Please report every line from the material that contains the word "circle".

○ ○ ○

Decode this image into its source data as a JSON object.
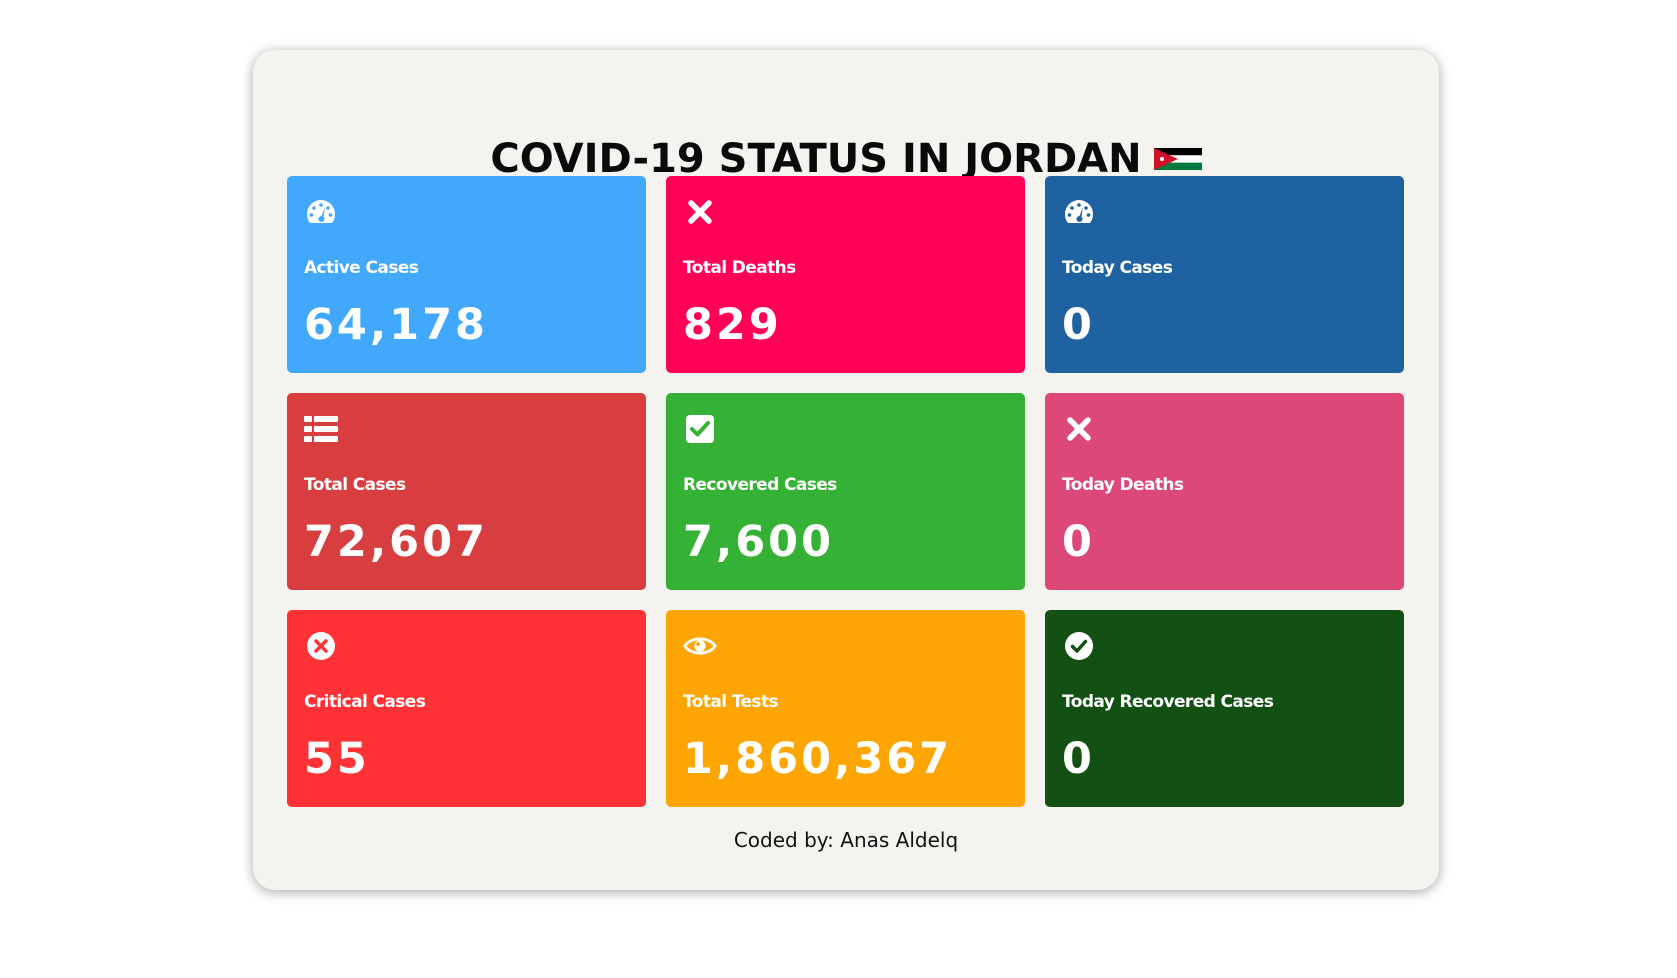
{
  "header": {
    "title": "COVID-19 STATUS IN JORDAN",
    "flag_icon": "jordan-flag-icon"
  },
  "colors": {
    "card_bg": "#f4f3ef",
    "active": "#42a8fc",
    "total_deaths": "#ff0156",
    "today_cases": "#1e62a1",
    "total_cases": "#d83e3f",
    "recovered": "#35b235",
    "today_deaths": "#dc4878",
    "critical": "#ff3236",
    "tests": "#fda502",
    "today_recovered": "#125113"
  },
  "stats": [
    {
      "label": "Active Cases",
      "value": "64,178",
      "icon": "dashboard-gauge-icon"
    },
    {
      "label": "Total Deaths",
      "value": "829",
      "icon": "close-x-icon"
    },
    {
      "label": "Today Cases",
      "value": "0",
      "icon": "dashboard-gauge-icon"
    },
    {
      "label": "Total Cases",
      "value": "72,607",
      "icon": "list-icon"
    },
    {
      "label": "Recovered Cases",
      "value": "7,600",
      "icon": "checkbox-checked-icon"
    },
    {
      "label": "Today Deaths",
      "value": "0",
      "icon": "close-x-icon"
    },
    {
      "label": "Critical Cases",
      "value": "55",
      "icon": "circle-x-icon"
    },
    {
      "label": "Total Tests",
      "value": "1,860,367",
      "icon": "eye-icon"
    },
    {
      "label": "Today Recovered Cases",
      "value": "0",
      "icon": "circle-check-icon"
    }
  ],
  "footer": {
    "text": "Coded by: Anas Aldelq"
  }
}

○ ○ ○

_SOLUTION FOR THIS TASK:_
      "icon": "circle-x-icon"
      "icon": "circle-check-icon"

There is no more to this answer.